Dataset records:
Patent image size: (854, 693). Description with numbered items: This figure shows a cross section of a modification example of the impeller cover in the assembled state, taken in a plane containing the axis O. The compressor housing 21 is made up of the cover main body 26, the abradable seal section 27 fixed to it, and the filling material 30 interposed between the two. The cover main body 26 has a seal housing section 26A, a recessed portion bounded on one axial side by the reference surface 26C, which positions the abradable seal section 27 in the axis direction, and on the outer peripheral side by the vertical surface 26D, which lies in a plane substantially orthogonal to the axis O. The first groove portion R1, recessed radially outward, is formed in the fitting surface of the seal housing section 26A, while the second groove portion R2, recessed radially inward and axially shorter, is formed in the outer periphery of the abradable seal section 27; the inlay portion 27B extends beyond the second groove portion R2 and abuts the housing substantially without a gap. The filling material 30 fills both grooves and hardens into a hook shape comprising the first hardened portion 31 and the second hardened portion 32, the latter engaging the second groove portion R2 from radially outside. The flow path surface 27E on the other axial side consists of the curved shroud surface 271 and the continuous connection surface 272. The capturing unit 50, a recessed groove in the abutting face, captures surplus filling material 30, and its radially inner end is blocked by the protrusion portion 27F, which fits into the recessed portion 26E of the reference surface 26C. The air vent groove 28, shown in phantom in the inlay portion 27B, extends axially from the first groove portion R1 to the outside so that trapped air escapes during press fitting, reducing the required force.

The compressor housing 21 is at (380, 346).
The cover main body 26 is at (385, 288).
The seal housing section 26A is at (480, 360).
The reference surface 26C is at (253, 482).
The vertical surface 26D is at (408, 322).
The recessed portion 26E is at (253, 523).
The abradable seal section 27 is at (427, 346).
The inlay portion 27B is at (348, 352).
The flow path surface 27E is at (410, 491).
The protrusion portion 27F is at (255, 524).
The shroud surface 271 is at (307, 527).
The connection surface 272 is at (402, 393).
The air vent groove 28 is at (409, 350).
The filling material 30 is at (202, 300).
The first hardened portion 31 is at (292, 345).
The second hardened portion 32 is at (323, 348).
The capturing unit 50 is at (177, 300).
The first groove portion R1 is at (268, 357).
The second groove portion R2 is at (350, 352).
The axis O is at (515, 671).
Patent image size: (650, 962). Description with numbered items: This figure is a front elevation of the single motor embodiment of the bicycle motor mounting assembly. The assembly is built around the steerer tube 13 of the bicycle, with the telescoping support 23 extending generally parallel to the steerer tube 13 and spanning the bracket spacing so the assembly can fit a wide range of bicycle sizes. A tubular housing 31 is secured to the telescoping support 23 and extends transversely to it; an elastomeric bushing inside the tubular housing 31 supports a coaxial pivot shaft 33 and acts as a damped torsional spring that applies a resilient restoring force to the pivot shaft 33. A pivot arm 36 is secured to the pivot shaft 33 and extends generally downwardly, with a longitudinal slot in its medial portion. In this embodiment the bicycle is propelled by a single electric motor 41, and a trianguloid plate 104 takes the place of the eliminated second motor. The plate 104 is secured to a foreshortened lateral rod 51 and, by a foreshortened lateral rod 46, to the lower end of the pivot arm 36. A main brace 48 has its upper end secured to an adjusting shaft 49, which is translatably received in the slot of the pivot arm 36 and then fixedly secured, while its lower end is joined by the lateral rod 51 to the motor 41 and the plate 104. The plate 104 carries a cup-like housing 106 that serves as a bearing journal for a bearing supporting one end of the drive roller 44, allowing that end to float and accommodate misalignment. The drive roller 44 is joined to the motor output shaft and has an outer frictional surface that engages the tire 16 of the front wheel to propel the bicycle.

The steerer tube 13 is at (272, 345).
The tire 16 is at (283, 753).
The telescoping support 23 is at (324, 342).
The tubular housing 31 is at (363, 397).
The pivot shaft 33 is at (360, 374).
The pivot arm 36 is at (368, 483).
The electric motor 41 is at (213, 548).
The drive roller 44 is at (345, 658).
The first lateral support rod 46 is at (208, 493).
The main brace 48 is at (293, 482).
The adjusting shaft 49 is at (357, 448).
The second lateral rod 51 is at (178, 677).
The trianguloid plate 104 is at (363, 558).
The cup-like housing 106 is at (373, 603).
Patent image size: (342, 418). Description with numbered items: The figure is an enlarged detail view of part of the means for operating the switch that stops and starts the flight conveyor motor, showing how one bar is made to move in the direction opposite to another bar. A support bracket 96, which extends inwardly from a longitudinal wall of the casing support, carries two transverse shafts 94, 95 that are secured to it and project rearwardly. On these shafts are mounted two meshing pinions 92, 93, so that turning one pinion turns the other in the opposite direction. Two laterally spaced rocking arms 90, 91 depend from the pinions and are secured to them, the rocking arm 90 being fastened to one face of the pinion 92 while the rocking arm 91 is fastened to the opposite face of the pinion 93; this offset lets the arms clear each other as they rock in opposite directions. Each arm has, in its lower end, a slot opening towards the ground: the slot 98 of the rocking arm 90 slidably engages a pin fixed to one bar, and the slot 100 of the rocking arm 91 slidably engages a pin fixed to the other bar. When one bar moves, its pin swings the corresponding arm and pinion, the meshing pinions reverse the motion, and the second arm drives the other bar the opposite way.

The problem:
Pick out every line in the records that contains the string "pivot", and copy each one in full. Only an exact match in upper and lower case counts.

Worked solution:
Patent image size: (650, 962). Description with numbered items: This figure is a front elevation of the single motor embodiment of the bicycle motor mounting assembly. The assembly is built around the steerer tube 13 of the bicycle, with the telescoping support 23 extending generally parallel to the steerer tube 13 and spanning the bracket spacing so the assembly can fit a wide range of bicycle sizes. A tubular housing 31 is secured to the telescoping support 23 and extends transversely to it; an elastomeric bushing inside the tubular housing 31 supports a coaxial pivot shaft 33 and acts as a damped torsional spring that applies a resilient restoring force to the pivot shaft 33. A pivot arm 36 is secured to the pivot shaft 33 and extends generally downwardly, with a longitudinal slot in its medial portion. In this embodiment the bicycle is propelled by a single electric motor 41, and a trianguloid plate 104 takes the place of the eliminated second motor. The plate 104 is secured to a foreshortened lateral rod 51 and, by a foreshortened lateral rod 46, to the lower end of the pivot arm 36. A main brace 48 has its upper end secured to an adjusting shaft 49, which is translatably received in the slot of the pivot arm 36 and then fixedly secured, while its lower end is joined by the lateral rod 51 to the motor 41 and the plate 104. The plate 104 carries a cup-like housing 106 that serves as a bearing journal for a bearing supporting one end of the drive roller 44, allowing that end to float and accommodate misalignment. The drive roller 44 is joined to the motor output shaft and has an outer frictional surface that engages the tire 16 of the front wheel to propel the bicycle.
The pivot shaft 33 is at (360, 374).
The pivot arm 36 is at (368, 483).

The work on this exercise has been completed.